## EXERCISE AIM
Wherever the string "Reconstructed" appears, copy the whole line.

## DATASET EXCERPTS
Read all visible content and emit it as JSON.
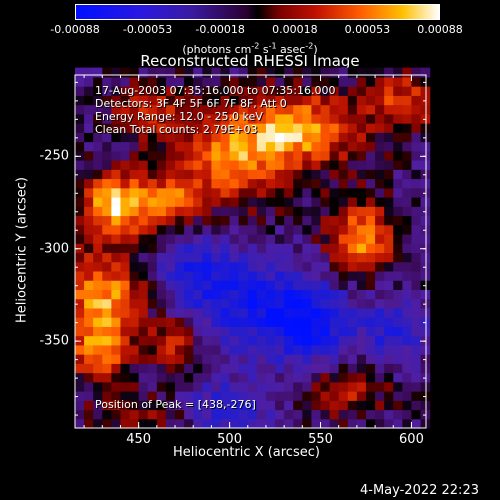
{
  "colorbar": {
    "ticks": [
      -0.00088,
      -0.00053,
      -0.00018,
      0.00018,
      0.00053,
      0.00088
    ],
    "tick_labels": [
      "-0.00088",
      "-0.00053",
      "-0.00018",
      "0.00018",
      "0.00053",
      "0.00088"
    ],
    "units_prefix": "(photons cm",
    "units_exp1": "-2",
    "units_mid": " s",
    "units_exp2": "-1",
    "units_mid2": " asec",
    "units_exp3": "-2",
    "units_suffix": ")"
  },
  "title": "Reconstructed RHESSI Image",
  "info": {
    "line1": "17-Aug-2003 07:35:16.000 to 07:35:16.000",
    "line2": "Detectors: 3F 4F 5F 6F 7F 8F, Att 0",
    "line3": "Energy Range: 12.0 - 25.0 keV",
    "line4": "Clean      Total counts: 2.79E+03"
  },
  "peak_text": "Position of Peak = [438,-276]",
  "xlabel": "Heliocentric X (arcsec)",
  "ylabel": "Heliocentric Y (arcsec)",
  "xticks": [
    450,
    500,
    550,
    600
  ],
  "yticks": [
    -250,
    -300,
    -350
  ],
  "xticks_text": [
    "450",
    "500",
    "550",
    "600"
  ],
  "yticks_text": [
    "-250",
    "-300",
    "-350"
  ],
  "timestamp": "4-May-2022 22:23",
  "chart_data": {
    "type": "heatmap",
    "title": "Reconstructed RHESSI Image",
    "xlabel": "Heliocentric X (arcsec)",
    "ylabel": "Heliocentric Y (arcsec)",
    "xlim": [
      415,
      608
    ],
    "ylim": [
      -397,
      -206
    ],
    "zlim": [
      -0.00088,
      0.00088
    ],
    "peak": [
      438,
      -276
    ],
    "sources": [
      {
        "x": 438,
        "y": -276,
        "sx": 14,
        "sy": 12,
        "amp": 1.0
      },
      {
        "x": 470,
        "y": -275,
        "sx": 12,
        "sy": 10,
        "amp": 0.55
      },
      {
        "x": 430,
        "y": -325,
        "sx": 16,
        "sy": 16,
        "amp": 0.85
      },
      {
        "x": 428,
        "y": -355,
        "sx": 12,
        "sy": 12,
        "amp": 0.7
      },
      {
        "x": 470,
        "y": -350,
        "sx": 10,
        "sy": 10,
        "amp": 0.5
      },
      {
        "x": 500,
        "y": -250,
        "sx": 22,
        "sy": 18,
        "amp": 0.75
      },
      {
        "x": 540,
        "y": -235,
        "sx": 22,
        "sy": 14,
        "amp": 0.85
      },
      {
        "x": 572,
        "y": -295,
        "sx": 12,
        "sy": 14,
        "amp": 0.9
      },
      {
        "x": 595,
        "y": -220,
        "sx": 14,
        "sy": 12,
        "amp": 0.55
      },
      {
        "x": 455,
        "y": -225,
        "sx": 14,
        "sy": 10,
        "amp": 0.5
      },
      {
        "x": 565,
        "y": -375,
        "sx": 16,
        "sy": 10,
        "amp": 0.5
      },
      {
        "x": 450,
        "y": -390,
        "sx": 18,
        "sy": 8,
        "amp": 0.35
      },
      {
        "x": 510,
        "y": -330,
        "sx": 22,
        "sy": 18,
        "amp": -0.6
      },
      {
        "x": 545,
        "y": -340,
        "sx": 16,
        "sy": 16,
        "amp": -0.7
      },
      {
        "x": 590,
        "y": -345,
        "sx": 12,
        "sy": 14,
        "amp": -0.5
      },
      {
        "x": 480,
        "y": -310,
        "sx": 14,
        "sy": 14,
        "amp": -0.45
      },
      {
        "x": 500,
        "y": -385,
        "sx": 16,
        "sy": 10,
        "amp": -0.5
      }
    ]
  }
}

## COMPLETE ANSWER
  "title": "Reconstructed RHESSI Image",
    "title": "Reconstructed RHESSI Image",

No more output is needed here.